■ Given task ■
Find the string "JSON" in the records. Copy every line it appears in.

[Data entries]
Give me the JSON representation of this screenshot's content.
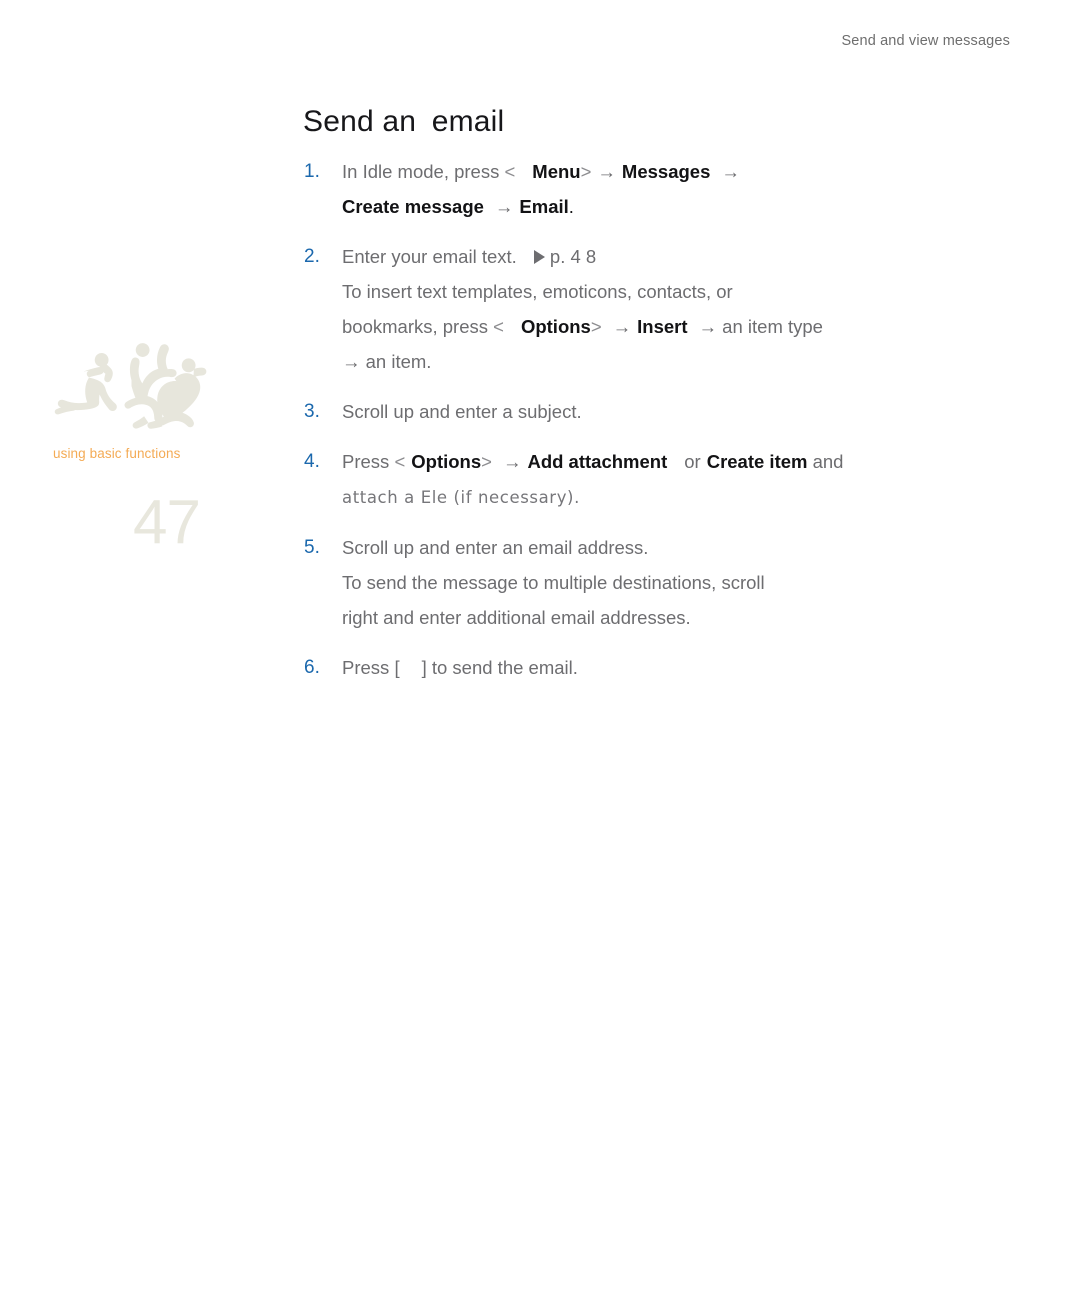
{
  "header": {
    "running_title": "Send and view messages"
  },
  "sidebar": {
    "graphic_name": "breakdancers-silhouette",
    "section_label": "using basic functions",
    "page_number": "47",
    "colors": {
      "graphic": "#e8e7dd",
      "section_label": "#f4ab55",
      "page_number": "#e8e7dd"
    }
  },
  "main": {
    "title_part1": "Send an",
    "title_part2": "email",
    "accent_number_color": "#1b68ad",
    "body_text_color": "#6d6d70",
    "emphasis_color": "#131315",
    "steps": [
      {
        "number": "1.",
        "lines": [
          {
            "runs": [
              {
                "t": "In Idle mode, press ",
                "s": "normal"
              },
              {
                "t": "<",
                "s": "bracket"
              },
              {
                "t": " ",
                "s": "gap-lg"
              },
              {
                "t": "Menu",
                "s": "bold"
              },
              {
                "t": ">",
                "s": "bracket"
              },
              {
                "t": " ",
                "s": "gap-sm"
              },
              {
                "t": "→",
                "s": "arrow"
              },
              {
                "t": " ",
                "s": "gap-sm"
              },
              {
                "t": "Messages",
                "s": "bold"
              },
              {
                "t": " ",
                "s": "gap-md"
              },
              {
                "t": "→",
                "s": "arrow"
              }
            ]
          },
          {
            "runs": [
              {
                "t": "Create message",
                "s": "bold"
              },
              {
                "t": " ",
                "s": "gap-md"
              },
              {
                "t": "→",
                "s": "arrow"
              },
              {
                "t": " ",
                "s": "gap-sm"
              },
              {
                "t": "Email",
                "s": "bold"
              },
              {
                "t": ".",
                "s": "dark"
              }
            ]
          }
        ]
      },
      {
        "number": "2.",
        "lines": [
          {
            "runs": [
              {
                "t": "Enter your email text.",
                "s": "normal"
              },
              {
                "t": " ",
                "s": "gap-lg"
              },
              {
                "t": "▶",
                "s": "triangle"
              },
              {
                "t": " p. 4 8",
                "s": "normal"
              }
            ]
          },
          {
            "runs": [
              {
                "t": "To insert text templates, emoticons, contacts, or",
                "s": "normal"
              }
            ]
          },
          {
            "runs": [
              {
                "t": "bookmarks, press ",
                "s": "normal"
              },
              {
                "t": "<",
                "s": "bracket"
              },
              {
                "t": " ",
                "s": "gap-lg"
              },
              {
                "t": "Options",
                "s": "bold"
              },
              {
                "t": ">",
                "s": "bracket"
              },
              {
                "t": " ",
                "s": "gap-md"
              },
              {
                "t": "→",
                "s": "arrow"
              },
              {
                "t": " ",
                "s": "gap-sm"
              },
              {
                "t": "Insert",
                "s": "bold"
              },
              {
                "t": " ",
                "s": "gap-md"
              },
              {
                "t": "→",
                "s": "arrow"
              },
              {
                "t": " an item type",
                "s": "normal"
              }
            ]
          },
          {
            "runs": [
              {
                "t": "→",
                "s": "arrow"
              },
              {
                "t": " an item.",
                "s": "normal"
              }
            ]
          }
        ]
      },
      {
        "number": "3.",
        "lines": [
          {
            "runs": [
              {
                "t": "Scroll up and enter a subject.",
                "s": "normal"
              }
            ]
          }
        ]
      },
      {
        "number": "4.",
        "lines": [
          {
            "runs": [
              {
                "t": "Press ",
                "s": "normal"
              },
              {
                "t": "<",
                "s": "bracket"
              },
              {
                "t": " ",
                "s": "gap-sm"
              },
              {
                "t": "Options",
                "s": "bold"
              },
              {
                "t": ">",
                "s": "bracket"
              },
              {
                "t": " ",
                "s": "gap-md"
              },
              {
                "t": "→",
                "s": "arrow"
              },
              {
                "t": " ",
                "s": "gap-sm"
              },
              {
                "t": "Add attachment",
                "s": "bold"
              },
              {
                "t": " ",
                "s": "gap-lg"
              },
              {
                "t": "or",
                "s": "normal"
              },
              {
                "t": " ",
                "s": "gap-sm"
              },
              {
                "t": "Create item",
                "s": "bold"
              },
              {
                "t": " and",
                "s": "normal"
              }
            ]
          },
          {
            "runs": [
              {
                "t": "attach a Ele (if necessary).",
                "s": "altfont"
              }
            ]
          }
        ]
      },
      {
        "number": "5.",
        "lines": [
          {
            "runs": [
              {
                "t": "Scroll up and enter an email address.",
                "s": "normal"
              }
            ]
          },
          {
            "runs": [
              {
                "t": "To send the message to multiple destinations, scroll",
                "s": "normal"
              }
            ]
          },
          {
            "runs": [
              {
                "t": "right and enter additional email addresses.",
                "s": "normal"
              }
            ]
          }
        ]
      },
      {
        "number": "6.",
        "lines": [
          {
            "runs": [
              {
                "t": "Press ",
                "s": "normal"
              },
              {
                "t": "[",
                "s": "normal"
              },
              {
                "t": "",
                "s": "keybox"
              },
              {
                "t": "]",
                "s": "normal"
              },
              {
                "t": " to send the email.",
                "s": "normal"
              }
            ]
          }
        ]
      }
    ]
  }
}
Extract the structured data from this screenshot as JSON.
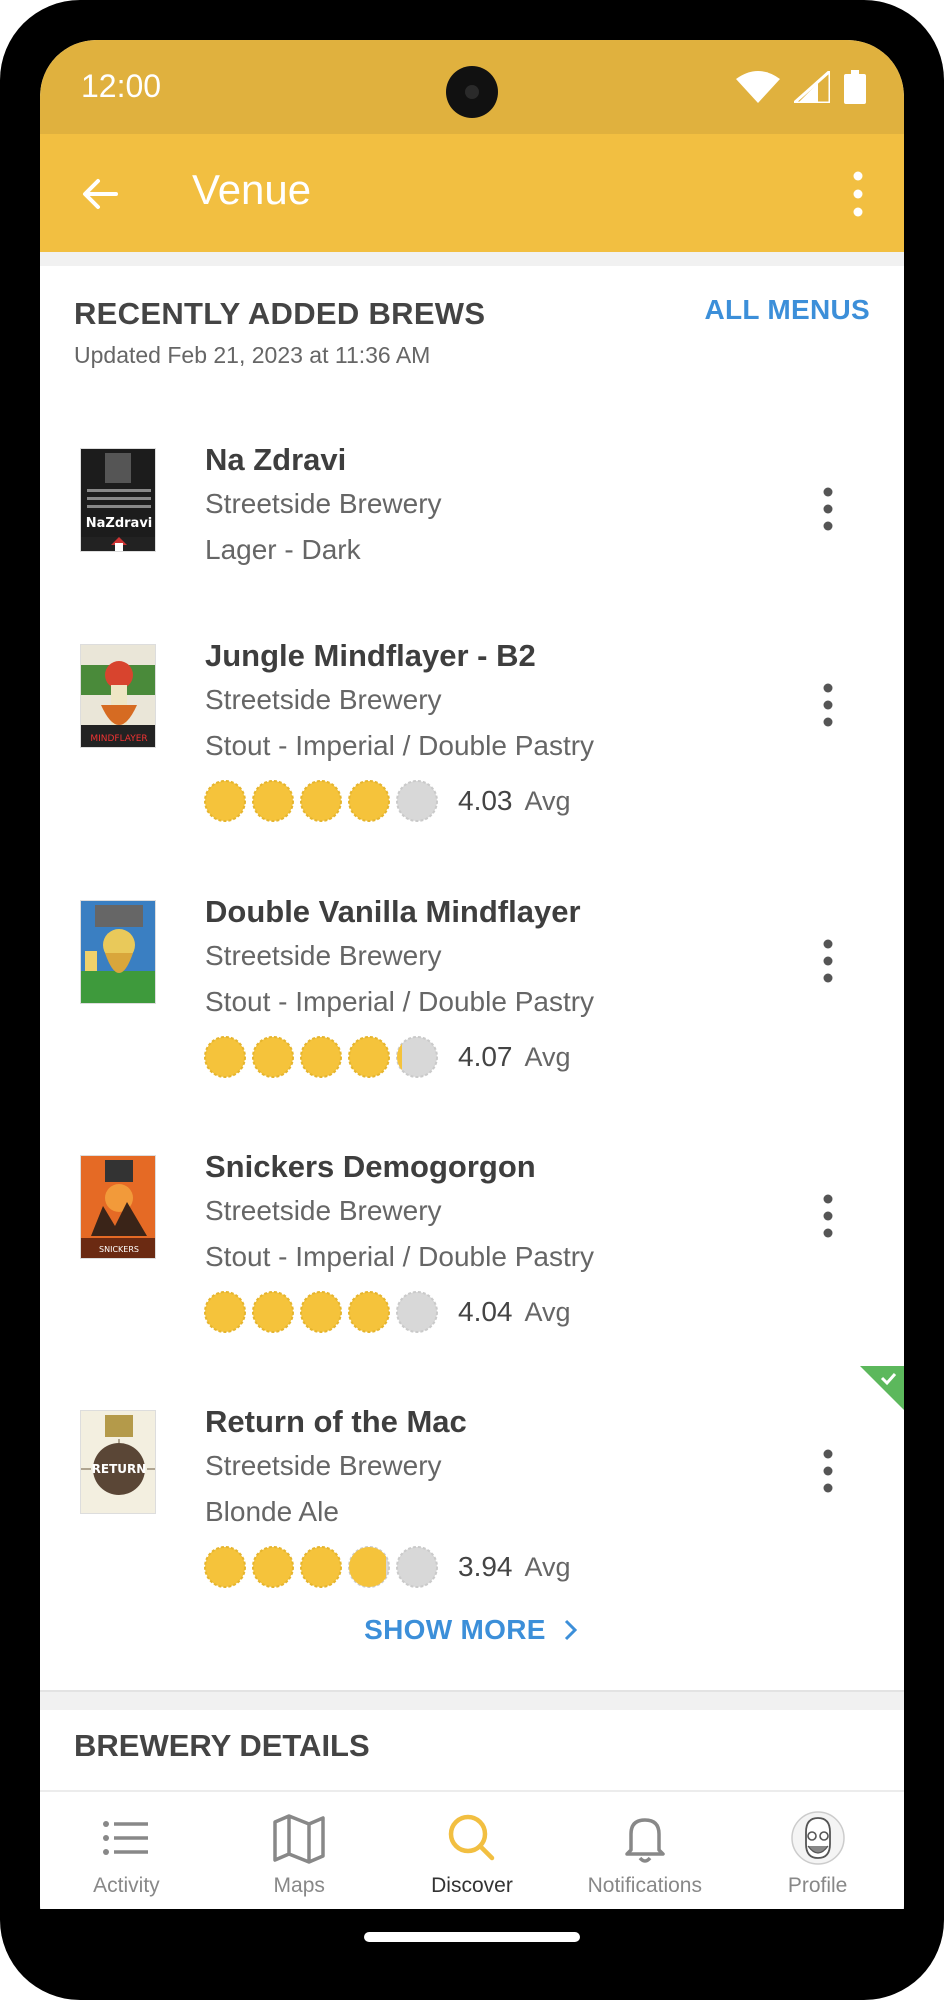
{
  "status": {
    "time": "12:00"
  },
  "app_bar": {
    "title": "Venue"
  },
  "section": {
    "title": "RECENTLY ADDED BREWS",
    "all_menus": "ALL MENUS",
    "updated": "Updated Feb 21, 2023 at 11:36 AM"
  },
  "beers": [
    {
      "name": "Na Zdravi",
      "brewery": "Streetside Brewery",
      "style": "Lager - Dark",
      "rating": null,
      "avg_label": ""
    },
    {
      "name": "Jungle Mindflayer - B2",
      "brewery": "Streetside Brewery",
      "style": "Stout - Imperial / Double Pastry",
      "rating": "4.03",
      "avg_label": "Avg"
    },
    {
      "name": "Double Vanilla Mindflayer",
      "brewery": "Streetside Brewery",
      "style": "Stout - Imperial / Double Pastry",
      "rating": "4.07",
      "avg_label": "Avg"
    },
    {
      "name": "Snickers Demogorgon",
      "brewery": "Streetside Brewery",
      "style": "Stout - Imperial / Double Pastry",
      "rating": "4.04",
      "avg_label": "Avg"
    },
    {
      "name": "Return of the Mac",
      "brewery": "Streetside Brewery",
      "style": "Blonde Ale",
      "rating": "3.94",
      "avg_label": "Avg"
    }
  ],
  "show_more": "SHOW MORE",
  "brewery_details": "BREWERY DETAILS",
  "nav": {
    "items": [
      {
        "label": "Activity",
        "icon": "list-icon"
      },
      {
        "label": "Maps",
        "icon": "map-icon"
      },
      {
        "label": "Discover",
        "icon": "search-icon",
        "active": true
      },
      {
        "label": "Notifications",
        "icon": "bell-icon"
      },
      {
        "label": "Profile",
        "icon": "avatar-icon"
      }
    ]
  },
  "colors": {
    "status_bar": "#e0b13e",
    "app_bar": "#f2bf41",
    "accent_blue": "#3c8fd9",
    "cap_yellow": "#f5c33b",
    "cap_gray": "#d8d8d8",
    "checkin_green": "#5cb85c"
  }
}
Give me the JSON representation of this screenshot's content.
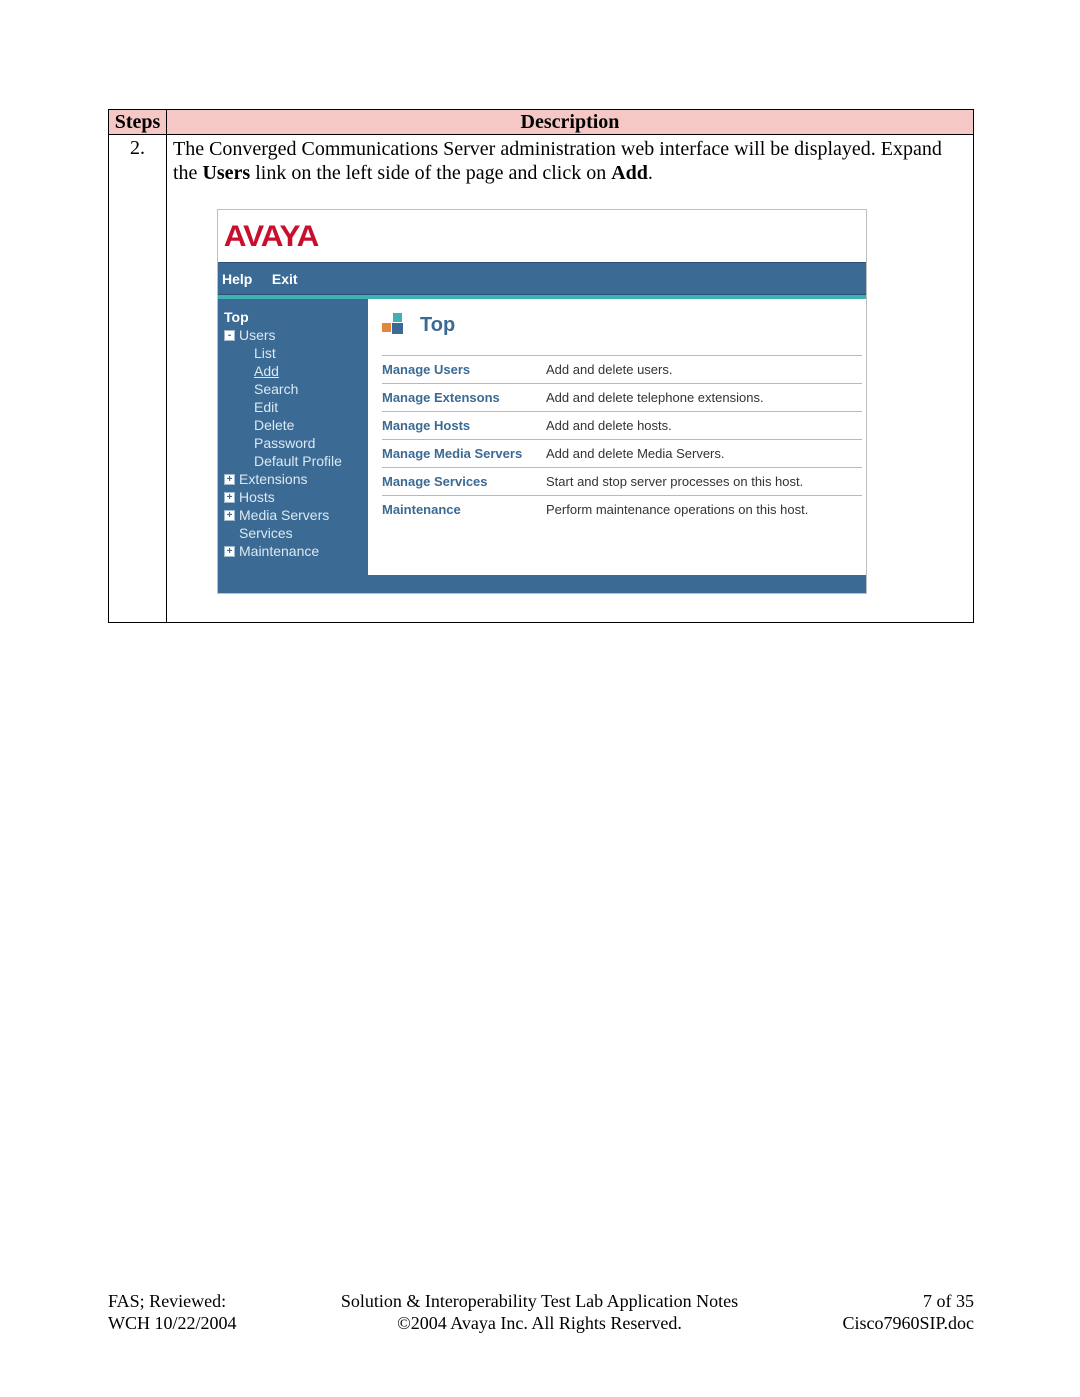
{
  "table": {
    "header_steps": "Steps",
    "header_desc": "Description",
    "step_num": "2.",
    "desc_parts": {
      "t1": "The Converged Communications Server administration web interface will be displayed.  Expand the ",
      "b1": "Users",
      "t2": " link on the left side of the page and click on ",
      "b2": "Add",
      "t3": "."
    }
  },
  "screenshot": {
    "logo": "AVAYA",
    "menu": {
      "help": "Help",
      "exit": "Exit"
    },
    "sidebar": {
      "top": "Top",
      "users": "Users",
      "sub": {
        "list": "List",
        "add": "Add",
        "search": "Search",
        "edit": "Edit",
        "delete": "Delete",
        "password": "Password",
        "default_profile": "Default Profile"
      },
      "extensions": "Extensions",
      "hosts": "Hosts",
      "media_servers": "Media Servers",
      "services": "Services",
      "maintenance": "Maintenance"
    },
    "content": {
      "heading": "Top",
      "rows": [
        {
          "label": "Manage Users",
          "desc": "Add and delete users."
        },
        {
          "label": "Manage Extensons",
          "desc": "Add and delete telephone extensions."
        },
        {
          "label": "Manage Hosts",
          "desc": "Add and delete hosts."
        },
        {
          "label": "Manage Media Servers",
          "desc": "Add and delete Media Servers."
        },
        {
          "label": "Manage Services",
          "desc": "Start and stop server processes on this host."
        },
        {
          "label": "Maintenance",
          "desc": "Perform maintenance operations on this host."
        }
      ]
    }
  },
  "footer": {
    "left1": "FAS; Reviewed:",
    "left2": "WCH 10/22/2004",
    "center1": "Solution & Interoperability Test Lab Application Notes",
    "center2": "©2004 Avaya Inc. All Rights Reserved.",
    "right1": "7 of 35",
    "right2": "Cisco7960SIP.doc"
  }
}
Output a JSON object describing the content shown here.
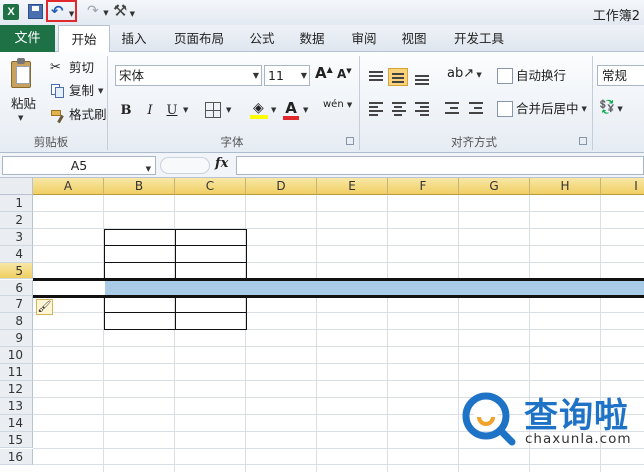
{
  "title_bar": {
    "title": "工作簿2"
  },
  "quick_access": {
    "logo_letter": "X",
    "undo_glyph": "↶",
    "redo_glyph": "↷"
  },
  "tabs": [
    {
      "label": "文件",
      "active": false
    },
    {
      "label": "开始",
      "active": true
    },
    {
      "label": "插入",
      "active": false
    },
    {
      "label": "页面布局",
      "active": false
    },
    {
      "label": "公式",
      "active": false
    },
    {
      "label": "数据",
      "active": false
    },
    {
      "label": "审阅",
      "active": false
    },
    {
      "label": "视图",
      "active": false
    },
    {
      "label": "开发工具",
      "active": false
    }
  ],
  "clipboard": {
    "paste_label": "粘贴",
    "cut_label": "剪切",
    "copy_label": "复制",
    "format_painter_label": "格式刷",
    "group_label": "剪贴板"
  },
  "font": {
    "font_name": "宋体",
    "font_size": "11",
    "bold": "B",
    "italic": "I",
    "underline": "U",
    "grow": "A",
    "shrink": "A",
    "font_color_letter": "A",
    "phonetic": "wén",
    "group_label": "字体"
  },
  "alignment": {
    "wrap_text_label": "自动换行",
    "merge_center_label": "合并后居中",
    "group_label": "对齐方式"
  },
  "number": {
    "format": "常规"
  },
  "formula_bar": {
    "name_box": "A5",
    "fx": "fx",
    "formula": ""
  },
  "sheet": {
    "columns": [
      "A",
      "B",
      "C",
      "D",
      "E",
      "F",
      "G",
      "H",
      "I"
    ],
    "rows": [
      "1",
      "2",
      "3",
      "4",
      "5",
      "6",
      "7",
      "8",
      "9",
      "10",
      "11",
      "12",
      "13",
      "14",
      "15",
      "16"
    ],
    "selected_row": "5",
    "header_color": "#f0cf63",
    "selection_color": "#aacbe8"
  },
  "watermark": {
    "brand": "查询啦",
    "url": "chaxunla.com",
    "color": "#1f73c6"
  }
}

■ Expected answer ■
Give me the JSON representation of this screenshot's content.
Extract the structured data from this screenshot as JSON.
Give me the JSON representation of this screenshot's content.
Output a JSON object describing the content shown here.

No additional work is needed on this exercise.